__What you need to do__: Collect each line of the records containing the string "Carbon".

╭─ Data listing

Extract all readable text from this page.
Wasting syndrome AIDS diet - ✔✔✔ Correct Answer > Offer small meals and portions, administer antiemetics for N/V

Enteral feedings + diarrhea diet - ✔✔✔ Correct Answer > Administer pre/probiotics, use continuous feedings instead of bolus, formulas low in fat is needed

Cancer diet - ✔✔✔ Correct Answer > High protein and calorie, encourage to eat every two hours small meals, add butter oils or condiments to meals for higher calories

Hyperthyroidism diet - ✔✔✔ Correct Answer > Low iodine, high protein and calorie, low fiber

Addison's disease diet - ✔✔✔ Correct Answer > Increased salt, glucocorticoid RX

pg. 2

╰─
╭─ Data listing

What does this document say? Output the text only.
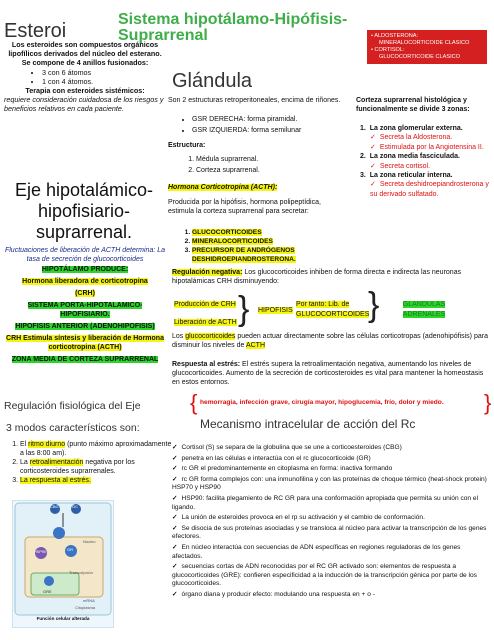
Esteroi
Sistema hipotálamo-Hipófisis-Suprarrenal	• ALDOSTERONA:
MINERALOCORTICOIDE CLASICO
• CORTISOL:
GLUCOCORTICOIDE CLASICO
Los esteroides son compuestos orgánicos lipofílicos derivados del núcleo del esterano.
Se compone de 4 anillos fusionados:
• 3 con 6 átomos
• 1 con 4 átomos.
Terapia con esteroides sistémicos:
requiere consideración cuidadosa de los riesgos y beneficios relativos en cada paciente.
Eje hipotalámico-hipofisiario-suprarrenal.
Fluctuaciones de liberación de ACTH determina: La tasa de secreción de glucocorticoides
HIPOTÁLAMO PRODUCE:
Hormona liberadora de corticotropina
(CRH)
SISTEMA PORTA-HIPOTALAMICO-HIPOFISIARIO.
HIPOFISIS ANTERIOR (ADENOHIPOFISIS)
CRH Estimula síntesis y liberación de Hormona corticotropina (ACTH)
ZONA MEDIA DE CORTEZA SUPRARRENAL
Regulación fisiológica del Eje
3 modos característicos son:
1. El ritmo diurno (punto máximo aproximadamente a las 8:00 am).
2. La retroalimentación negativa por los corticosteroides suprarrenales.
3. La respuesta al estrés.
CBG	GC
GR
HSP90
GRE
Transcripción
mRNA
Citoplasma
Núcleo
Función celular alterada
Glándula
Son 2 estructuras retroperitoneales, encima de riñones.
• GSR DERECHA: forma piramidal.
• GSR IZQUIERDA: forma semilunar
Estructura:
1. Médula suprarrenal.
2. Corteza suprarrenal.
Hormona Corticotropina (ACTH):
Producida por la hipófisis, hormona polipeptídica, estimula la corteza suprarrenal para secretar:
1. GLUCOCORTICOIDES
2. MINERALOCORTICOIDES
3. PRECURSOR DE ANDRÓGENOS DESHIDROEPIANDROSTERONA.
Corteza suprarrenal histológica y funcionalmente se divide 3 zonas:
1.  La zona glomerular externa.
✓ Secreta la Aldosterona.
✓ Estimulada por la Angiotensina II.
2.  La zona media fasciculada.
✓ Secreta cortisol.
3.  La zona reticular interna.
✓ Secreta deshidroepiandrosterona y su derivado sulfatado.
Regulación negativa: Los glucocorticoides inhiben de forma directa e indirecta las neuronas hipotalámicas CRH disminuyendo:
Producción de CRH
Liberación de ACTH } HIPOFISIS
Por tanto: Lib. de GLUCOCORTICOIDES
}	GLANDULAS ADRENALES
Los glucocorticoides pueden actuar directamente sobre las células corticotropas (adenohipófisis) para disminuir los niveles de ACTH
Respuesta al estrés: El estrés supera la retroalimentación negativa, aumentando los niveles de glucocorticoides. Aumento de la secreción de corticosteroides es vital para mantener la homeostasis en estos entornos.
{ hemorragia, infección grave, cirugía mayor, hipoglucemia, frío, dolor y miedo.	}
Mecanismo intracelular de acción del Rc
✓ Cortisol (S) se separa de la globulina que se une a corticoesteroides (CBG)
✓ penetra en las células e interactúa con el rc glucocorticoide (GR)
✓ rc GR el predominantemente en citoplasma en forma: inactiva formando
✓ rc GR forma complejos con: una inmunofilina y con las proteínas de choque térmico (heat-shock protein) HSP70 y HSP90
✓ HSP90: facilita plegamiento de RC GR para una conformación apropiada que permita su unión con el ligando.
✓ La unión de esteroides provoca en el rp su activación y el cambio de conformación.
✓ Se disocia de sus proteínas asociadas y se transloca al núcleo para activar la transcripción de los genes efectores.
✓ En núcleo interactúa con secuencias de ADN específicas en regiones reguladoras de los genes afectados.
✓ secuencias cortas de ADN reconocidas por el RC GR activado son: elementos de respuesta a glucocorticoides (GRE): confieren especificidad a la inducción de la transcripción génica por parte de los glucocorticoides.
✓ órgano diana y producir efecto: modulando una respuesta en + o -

╰─
╭─ Data listing

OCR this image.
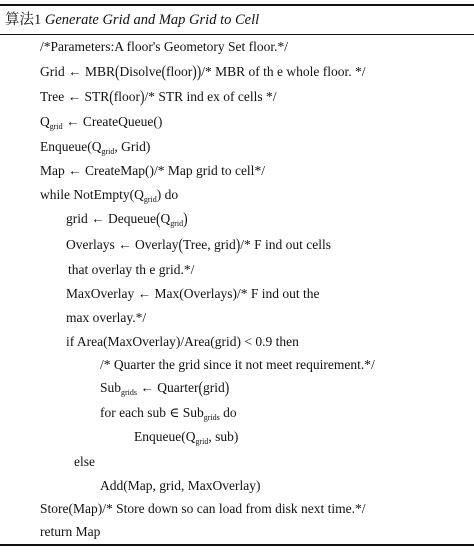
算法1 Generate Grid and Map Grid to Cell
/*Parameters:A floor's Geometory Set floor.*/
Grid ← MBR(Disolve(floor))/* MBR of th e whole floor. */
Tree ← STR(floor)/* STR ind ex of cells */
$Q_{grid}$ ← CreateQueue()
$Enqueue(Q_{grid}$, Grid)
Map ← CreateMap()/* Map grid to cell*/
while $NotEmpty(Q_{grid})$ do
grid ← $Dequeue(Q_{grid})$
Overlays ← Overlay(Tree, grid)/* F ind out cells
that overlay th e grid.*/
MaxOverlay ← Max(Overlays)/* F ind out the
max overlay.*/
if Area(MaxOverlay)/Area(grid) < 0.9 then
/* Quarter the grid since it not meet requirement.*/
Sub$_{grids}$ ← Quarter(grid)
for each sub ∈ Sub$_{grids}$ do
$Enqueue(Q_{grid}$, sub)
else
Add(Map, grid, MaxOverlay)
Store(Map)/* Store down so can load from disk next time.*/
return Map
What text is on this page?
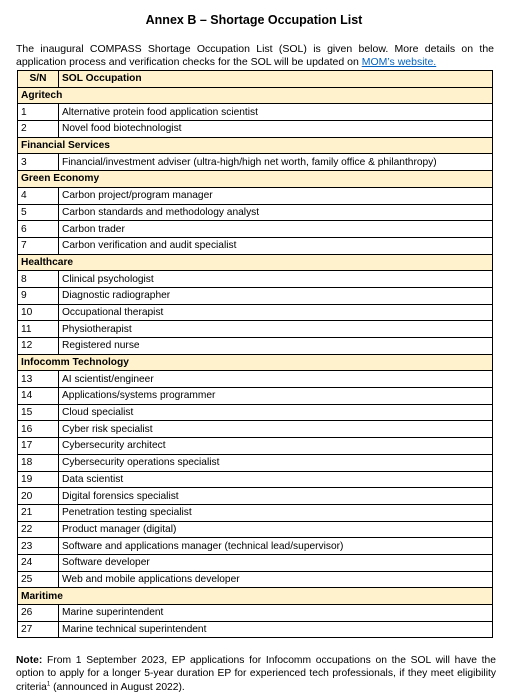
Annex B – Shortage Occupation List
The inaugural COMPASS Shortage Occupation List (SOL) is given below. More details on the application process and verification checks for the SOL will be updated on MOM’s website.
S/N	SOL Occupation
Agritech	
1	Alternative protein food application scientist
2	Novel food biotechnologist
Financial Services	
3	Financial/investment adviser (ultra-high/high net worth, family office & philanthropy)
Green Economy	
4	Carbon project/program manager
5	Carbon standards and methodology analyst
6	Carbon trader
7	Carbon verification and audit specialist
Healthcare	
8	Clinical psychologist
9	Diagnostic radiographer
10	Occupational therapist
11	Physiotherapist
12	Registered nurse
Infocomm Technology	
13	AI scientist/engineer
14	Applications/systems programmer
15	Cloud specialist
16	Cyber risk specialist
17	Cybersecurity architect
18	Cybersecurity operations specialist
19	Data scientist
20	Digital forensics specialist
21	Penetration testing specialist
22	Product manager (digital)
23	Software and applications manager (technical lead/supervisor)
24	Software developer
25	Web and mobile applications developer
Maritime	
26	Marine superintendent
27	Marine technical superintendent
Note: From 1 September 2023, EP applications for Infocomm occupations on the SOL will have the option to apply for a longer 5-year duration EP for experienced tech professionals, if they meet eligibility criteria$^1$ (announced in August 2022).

╰─

__Task solution__:
4	Carbon project/program manager
5	Carbon standards and methodology analyst
6	Carbon trader
7	Carbon verification and audit specialist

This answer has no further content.